◆ Sezione del documento
_ _ _ _

Dopo il 1938 questa “arianizzazione” delle imprese ebraiche in Germania divenne più aggressiva con vendite forzate e prezzi sempre inferiori ed Horten partecipò attivamente a queste acquisizioni al punto da essere coinvolto negli accordi commerciali riguardanti l’occupazione nazista dei territori europei da Amsterdam alla Prussia.

Il suo simpatizzare con il nazismo portò Helmut, dopo la Seconda Guerra Mondiale, ad essere internato a Recklinghausen fino al 1948, per poi continuare ad occuparsi dell’espansione della sua azienda. Uno dei suoi principali successi da imprenditore fu l’importazione del modello del supermercato americano in Germania, che lo rese uno degli uomini più ricchi del paese.

Fu nel 1960 che Helmut incontrò la sua futura moglie, Heidi Jelinek, di soli 19 anni e i due, dopo essersi sposati nel 1966, vissero una vita ricca di sfarzi.

Heidi e Helmut Horten

In questo periodo l’azienda di Horten raggiunse un fatturato pari ad un miliardo di euro in marchi, dando lavoro ad oltre 25.000 dipendenti, ma il passato dell’imprenditore tedesco estese una costante ombra sui guadagni della sua impresa.

Stephanie Stephan, una ex giornalista di Monaco, pubblicò persino un libro nel quale descrisse nei dettagli l’acquisizione della Gerzon, una delle società ebraiche entrate sotto il controllo di Horten. Il libro, oltre a contenere la testimonianza del padre di Stephanie, Reinhold, che faceva parte del consiglio di amministrazione della Gerzon, racchiude una dichiarazione giurata dell’ebreo Arthur Marx secondo il quale Horten avrebbe minacciato i membri del consiglio di amministrazione di essere deportati nei campi di concentramento se si fossero opposti alla vendita dell’azienda.

Nonostante queste accuse, una volta quotata alla borsa di Francoforte la società di Horten continuò ad espandersi e alla morte di Helmut, avvenuta il 30 novembre 1987, la moglie Heidi ereditò un patrimonio di oltre un miliardo di dollari, la cui origine è tutt’ora motivo di controversie.

_ _ _ _

◆ Dati salvati
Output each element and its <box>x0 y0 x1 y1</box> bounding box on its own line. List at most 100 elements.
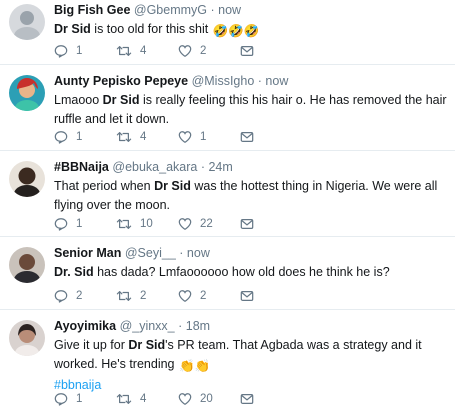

_ _ _ _

◆ Il compito
Per ciascuna affermazione, indica con sì o no se concorda con il testo su Helmut Horten e cita alla lettera le parole del testo che lo stabiliscono. (a) Helmut Horten rimase internato a Recklinghausen fino al 1948. (b) Helmut e Heidi si sposarono nel 1960. (c) L'azienda di Horten dava lavoro a meno di 20.000 dipendenti. I dati costituiscono materiale distinto dal testo.

◆ Risposta scritta
(a) Sì: «ad essere internato a Recklinghausen fino al 1948»
(b) No: «dopo essersi sposati nel 1966»
(c) No: «dando lavoro ad oltre 25.000 dipendenti»